---- Text

HOUSE PANEL DUMPS HEMP BILL AFTER HEARING CRIME CONCERNS 

After hearing from Minnesota's top federal narcotics official that
there's no difference between marijuana and its fiber-crop cousin, a
House committee Tuesday voted down a bill to allow the University of
Minnesota to conduct research into industrial hemp.

"As far as our laws are concerned, hemp, marijuana, whatever you want
to call it, it's the same plant," said Tim McCormick, head of the
Minneapolis office of the U.S. Drug Enforcement Administration. "An
illegal drug under a different name is still an illegal drug."

He said any move to promote hemp production could compromise efforts
to stem increasing marijuana use by young people.  Even hemp raised
for paper, rope, clothing, and other fiber products may contain enough
of marijuana's active ingredient, THC, to produce a high, he said.

A broader bill to license Minnesota farmers to grow demonstration
plots of hemp overwhelmingly passed the Senate earlier this month. But
Rep. Rich Stanek, a Minneapolis police captain and leading opponent of
legalizing hemp, said senators didn't hear from McCormick before voting.

Stanek, R-Maple Grove, heads the House Crime Prevention Committee,
which voted 10 to 7 against the hemp bill sponsored by Rep. Steve
Dehler, R-St. Joseph. Dehler said university research could lead to
THC-free hemp and a much-needed new rotation crop for Minnesota farmers.

Dehler said he was disappointed over the panel's action and might try
to amend the hemp issue to another bill.

--------
---- Information provided

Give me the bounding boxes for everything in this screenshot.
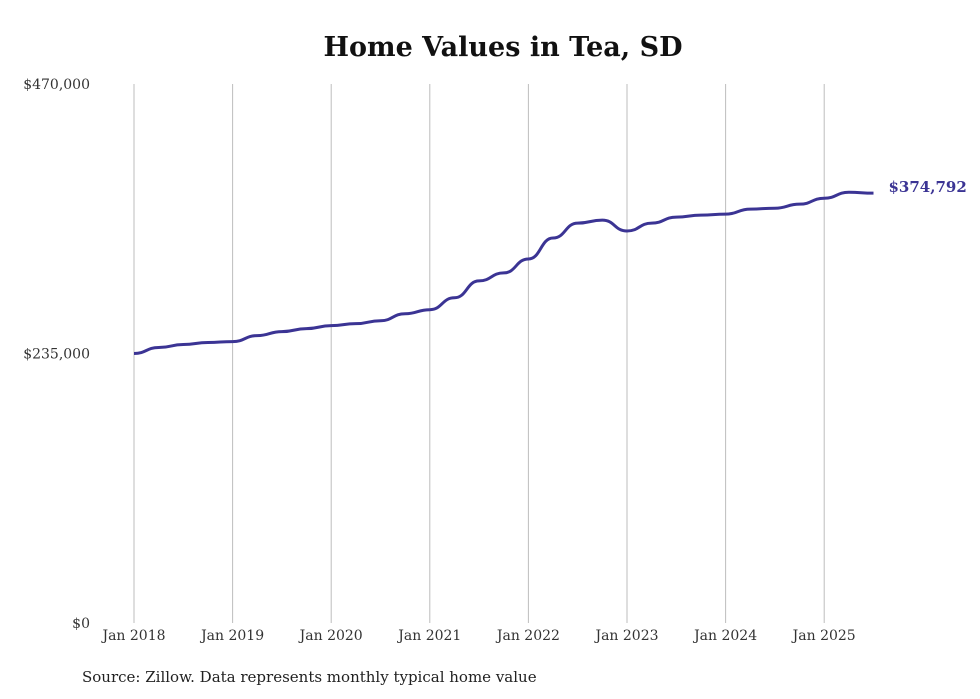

--------
---- Information provided

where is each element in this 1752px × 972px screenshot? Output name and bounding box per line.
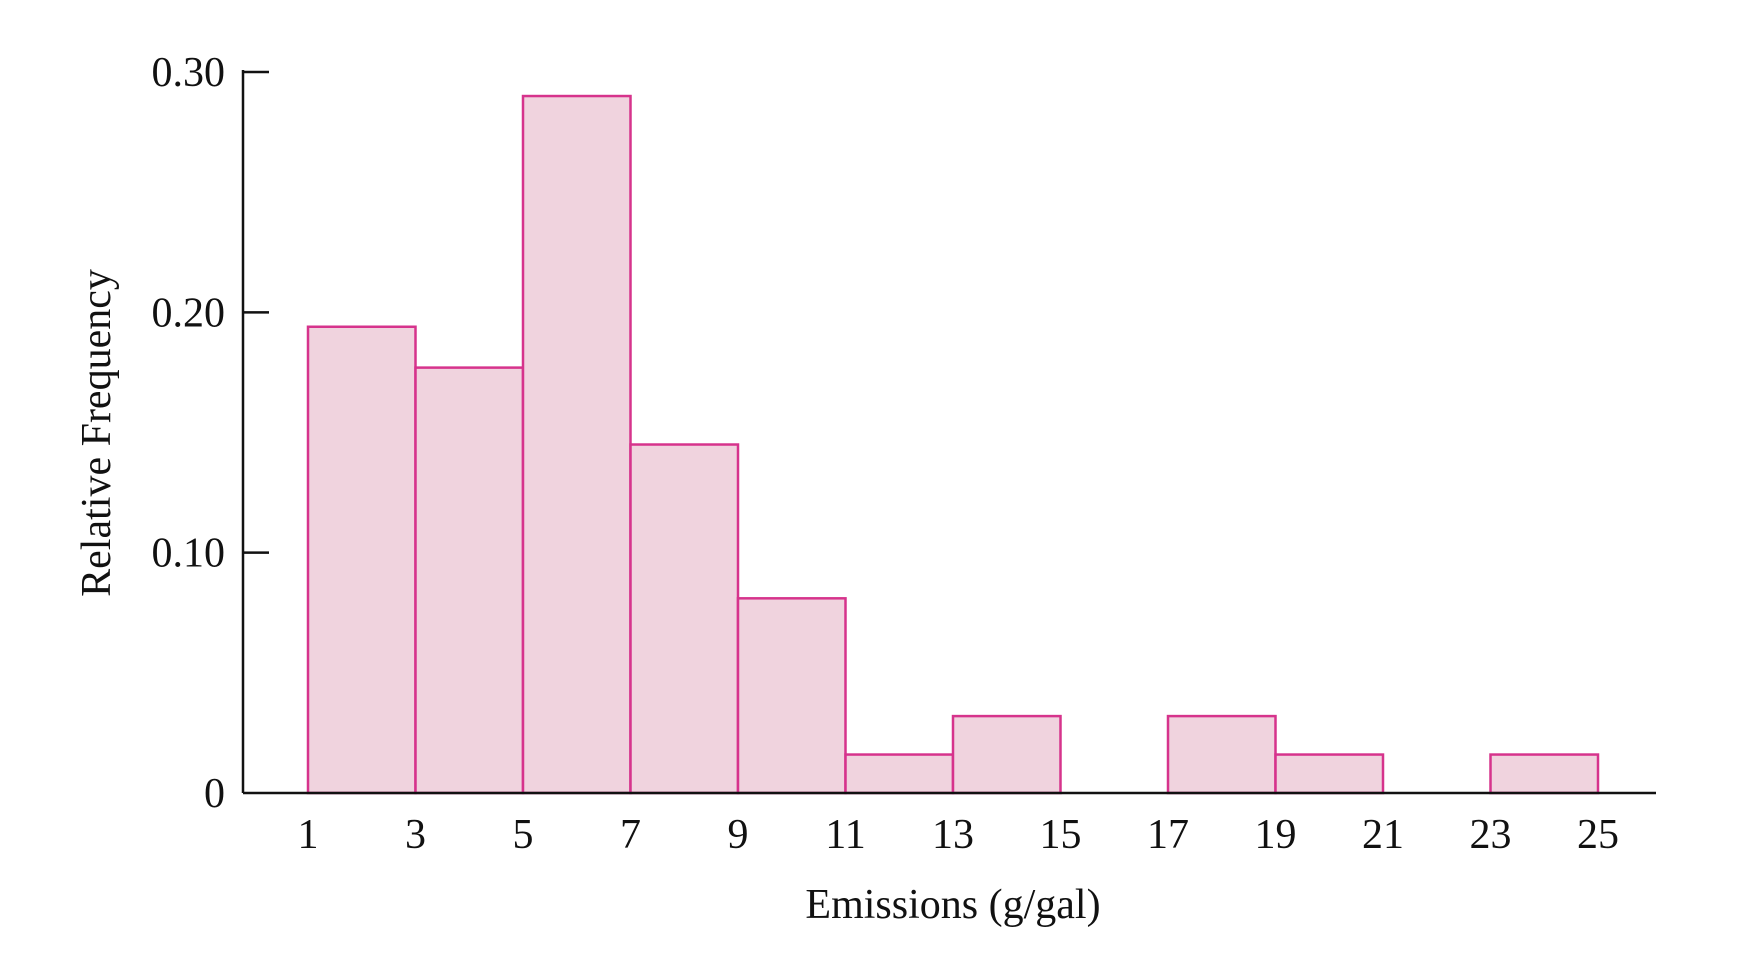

--------

*Problems*.
**a.** Answer these questions from the hemp bill article, one line each:
(i) What position does Tim McCormick hold?
(ii) What was the House Crime Prevention Committee's vote on the hemp bill?
(iii) Which representative sponsored the bill?
**b.** Condense the paragraph of the hemp bill article that begins "Stanek, R-Maple Grove, heads" into a shorter version that keeps its main facts.

*Solved problems*.
**a.**
(i) He is head of the Minneapolis office of the U.S. Drug Enforcement Administration.
(ii) The committee voted 10 to 7 against it.
(iii) Rep. Steve Dehler, R-St. Joseph.

**b.** Stanek, R-Maple Grove, chairs the House Crime Prevention Committee, which rejected Rep. Steve Dehler's (R-St. Joseph) hemp bill 10 to 7. Dehler said university research could yield THC-free hemp and a much-needed new rotation crop for Minnesota farmers.